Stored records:

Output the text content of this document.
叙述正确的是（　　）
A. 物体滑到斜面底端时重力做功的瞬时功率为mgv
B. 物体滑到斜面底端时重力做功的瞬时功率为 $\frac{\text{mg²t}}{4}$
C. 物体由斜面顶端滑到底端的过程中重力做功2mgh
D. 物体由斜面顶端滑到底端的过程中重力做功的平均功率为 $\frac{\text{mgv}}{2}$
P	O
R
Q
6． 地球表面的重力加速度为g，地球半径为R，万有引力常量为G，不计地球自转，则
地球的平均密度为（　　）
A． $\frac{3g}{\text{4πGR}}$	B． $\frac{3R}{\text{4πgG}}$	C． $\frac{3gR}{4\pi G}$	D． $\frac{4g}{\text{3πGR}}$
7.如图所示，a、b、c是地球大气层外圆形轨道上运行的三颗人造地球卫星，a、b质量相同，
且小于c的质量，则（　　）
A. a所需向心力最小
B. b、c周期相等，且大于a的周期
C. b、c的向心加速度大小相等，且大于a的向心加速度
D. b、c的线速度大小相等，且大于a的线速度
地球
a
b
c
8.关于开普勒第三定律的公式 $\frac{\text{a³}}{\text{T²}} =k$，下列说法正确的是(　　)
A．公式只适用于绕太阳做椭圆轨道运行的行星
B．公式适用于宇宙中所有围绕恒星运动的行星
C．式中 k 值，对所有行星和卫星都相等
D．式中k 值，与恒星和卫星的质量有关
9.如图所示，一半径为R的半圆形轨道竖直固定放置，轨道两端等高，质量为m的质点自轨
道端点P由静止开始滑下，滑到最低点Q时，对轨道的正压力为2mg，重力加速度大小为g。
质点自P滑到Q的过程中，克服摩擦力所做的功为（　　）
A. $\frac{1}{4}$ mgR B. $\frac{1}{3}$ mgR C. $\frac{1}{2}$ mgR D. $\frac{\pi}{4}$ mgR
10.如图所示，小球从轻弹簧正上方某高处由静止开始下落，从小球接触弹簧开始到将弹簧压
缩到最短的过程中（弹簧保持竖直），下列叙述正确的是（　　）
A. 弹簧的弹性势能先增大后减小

YOUR INSTRUCTIONS:
Output the records exactly, including every line.

TASK SOLUTION:
Output the text content of this document.
叙述正确的是（　　）
A. 物体滑到斜面底端时重力做功的瞬时功率为mgv
B. 物体滑到斜面底端时重力做功的瞬时功率为 $\frac{\text{mg²t}}{4}$
C. 物体由斜面顶端滑到底端的过程中重力做功2mgh
D. 物体由斜面顶端滑到底端的过程中重力做功的平均功率为 $\frac{\text{mgv}}{2}$
P	O
R
Q
6． 地球表面的重力加速度为g，地球半径为R，万有引力常量为G，不计地球自转，则
地球的平均密度为（　　）
A． $\frac{3g}{\text{4πGR}}$	B． $\frac{3R}{\text{4πgG}}$	C． $\frac{3gR}{4\pi G}$	D． $\frac{4g}{\text{3πGR}}$
7.如图所示，a、b、c是地球大气层外圆形轨道上运行的三颗人造地球卫星，a、b质量相同，
且小于c的质量，则（　　）
A. a所需向心力最小
B. b、c周期相等，且大于a的周期
C. b、c的向心加速度大小相等，且大于a的向心加速度
D. b、c的线速度大小相等，且大于a的线速度
地球
a
b
c
8.关于开普勒第三定律的公式 $\frac{\text{a³}}{\text{T²}} =k$，下列说法正确的是(　　)
A．公式只适用于绕太阳做椭圆轨道运行的行星
B．公式适用于宇宙中所有围绕恒星运动的行星
C．式中 k 值，对所有行星和卫星都相等
D．式中k 值，与恒星和卫星的质量有关
9.如图所示，一半径为R的半圆形轨道竖直固定放置，轨道两端等高，质量为m的质点自轨
道端点P由静止开始滑下，滑到最低点Q时，对轨道的正压力为2mg，重力加速度大小为g。
质点自P滑到Q的过程中，克服摩擦力所做的功为（　　）
A. $\frac{1}{4}$ mgR B. $\frac{1}{3}$ mgR C. $\frac{1}{2}$ mgR D. $\frac{\pi}{4}$ mgR
10.如图所示，小球从轻弹簧正上方某高处由静止开始下落，从小球接触弹簧开始到将弹簧压
缩到最短的过程中（弹簧保持竖直），下列叙述正确的是（　　）
A. 弹簧的弹性势能先增大后减小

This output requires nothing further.